#### [AIM]
Every line of the data that contains the string "employment" must be copied.

----- RECORDS PROVIDED

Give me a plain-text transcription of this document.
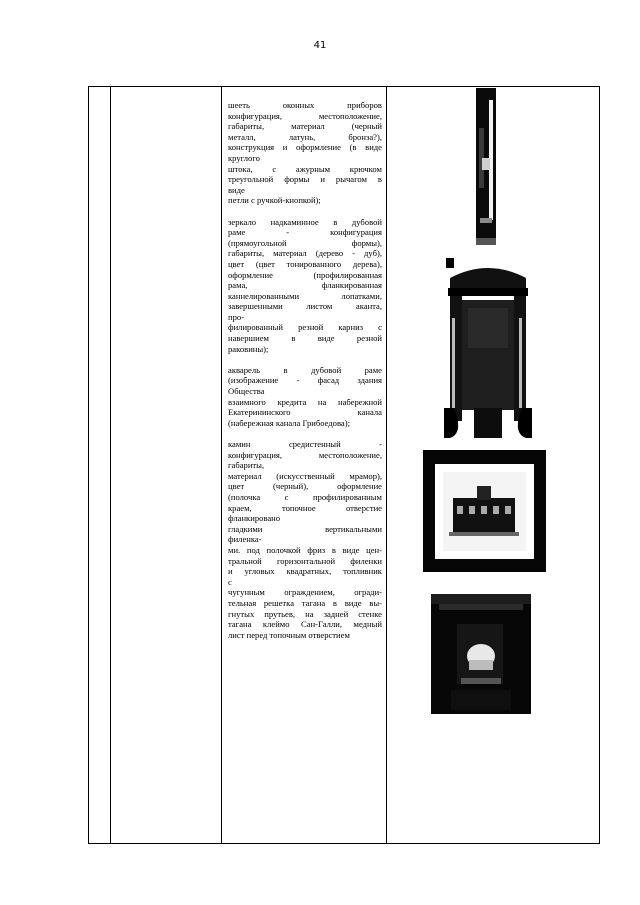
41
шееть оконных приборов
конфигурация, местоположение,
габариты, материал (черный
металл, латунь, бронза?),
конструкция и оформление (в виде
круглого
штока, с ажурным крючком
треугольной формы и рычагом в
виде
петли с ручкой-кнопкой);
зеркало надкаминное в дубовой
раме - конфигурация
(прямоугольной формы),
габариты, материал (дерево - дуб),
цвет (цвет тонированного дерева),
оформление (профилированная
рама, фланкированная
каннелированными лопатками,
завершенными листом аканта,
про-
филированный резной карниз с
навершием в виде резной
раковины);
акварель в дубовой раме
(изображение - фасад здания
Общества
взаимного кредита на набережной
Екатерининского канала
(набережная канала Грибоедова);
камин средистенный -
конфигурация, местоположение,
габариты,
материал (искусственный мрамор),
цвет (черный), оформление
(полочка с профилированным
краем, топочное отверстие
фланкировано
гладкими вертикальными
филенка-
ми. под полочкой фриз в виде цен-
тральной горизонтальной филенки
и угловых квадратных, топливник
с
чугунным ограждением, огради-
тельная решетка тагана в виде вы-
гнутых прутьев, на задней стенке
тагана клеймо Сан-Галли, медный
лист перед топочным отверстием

----------
----- RECORDS PROVIDED

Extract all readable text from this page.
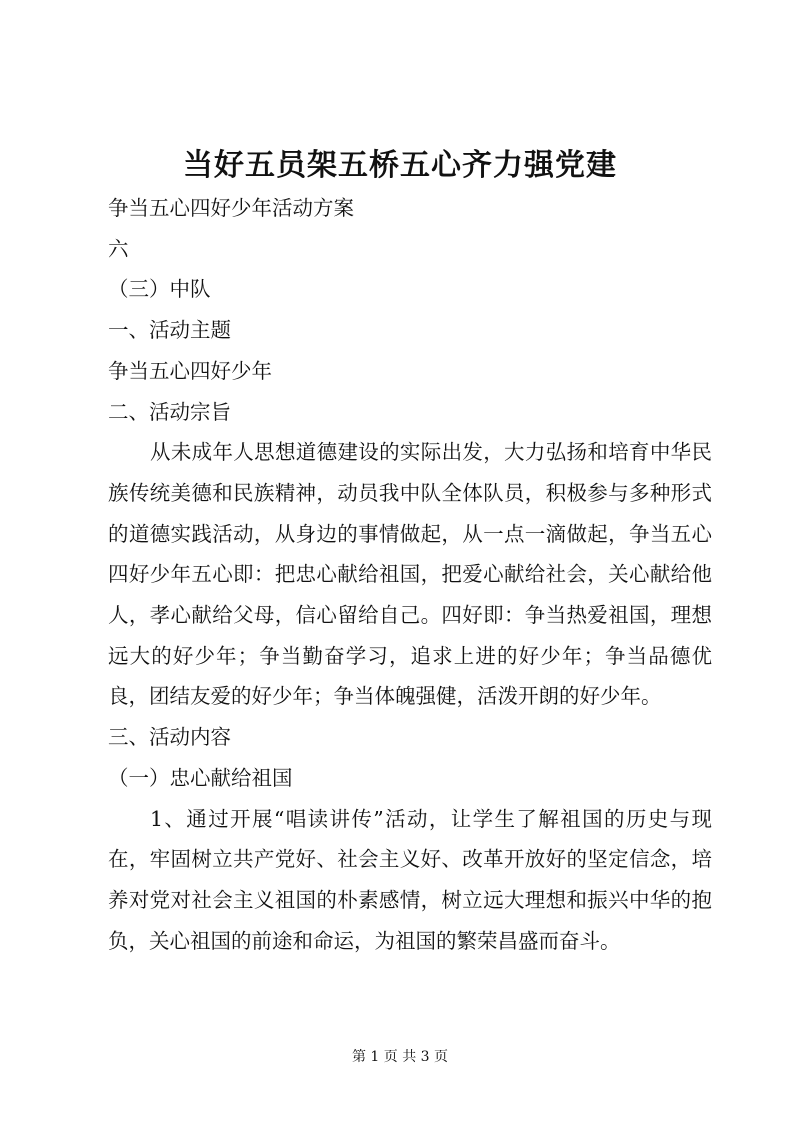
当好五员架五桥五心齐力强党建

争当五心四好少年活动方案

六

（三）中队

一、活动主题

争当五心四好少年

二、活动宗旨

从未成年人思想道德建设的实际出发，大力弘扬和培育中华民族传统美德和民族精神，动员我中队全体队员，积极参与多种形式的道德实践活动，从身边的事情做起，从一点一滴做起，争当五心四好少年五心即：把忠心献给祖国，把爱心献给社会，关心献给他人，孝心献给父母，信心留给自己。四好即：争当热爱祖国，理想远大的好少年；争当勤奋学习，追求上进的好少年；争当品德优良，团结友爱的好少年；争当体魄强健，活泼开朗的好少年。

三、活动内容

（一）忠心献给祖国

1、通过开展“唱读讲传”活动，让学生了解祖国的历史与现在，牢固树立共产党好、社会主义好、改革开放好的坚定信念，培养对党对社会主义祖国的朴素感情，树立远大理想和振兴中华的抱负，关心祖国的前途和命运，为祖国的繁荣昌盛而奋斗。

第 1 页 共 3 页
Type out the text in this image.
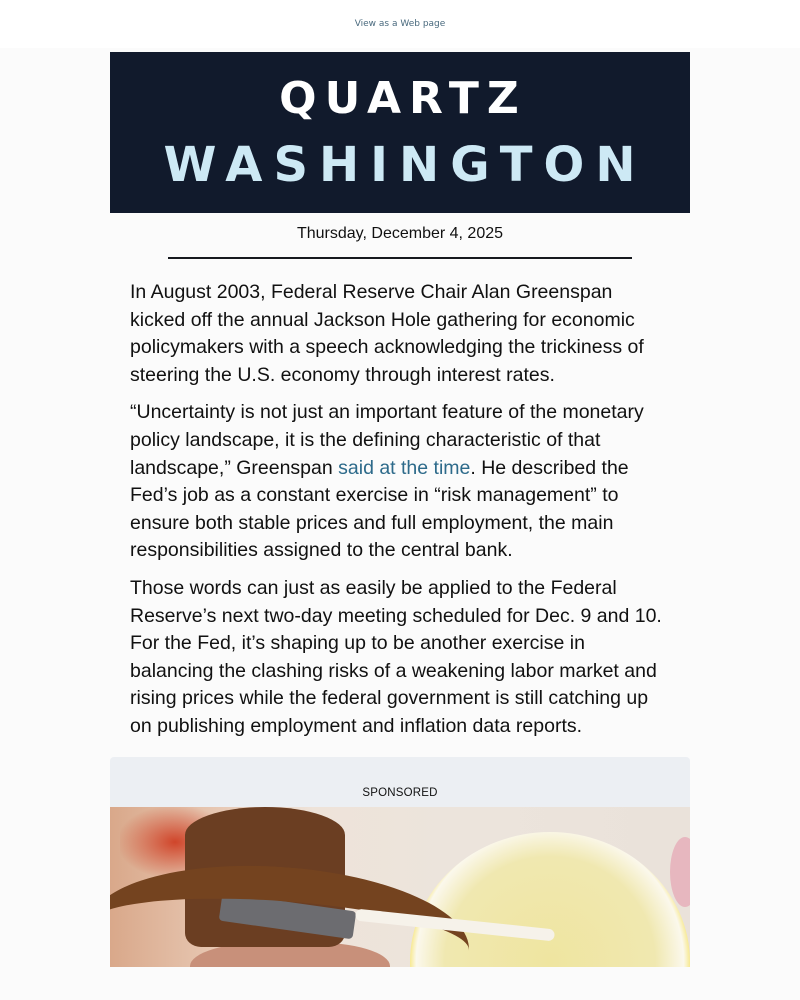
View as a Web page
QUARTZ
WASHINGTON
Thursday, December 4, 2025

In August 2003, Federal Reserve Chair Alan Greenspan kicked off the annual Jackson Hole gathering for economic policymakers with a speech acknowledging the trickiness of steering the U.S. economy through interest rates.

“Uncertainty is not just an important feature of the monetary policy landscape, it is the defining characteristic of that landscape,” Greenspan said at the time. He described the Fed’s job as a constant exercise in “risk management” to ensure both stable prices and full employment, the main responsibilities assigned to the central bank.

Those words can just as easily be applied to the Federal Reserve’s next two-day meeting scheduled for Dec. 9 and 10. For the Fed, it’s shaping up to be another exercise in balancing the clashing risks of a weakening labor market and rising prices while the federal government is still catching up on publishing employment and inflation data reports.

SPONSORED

----------

#### [RIGHT ANSWER]
“Uncertainty is not just an important feature of the monetary policy landscape, it is the defining characteristic of that landscape,” Greenspan said at the time. He described the Fed’s job as a constant exercise in “risk management” to ensure both stable prices and full employment, the main responsibilities assigned to the central bank.
Those words can just as easily be applied to the Federal Reserve’s next two-day meeting scheduled for Dec. 9 and 10. For the Fed, it’s shaping up to be another exercise in balancing the clashing risks of a weakening labor market and rising prices while the federal government is still catching up on publishing employment and inflation data reports.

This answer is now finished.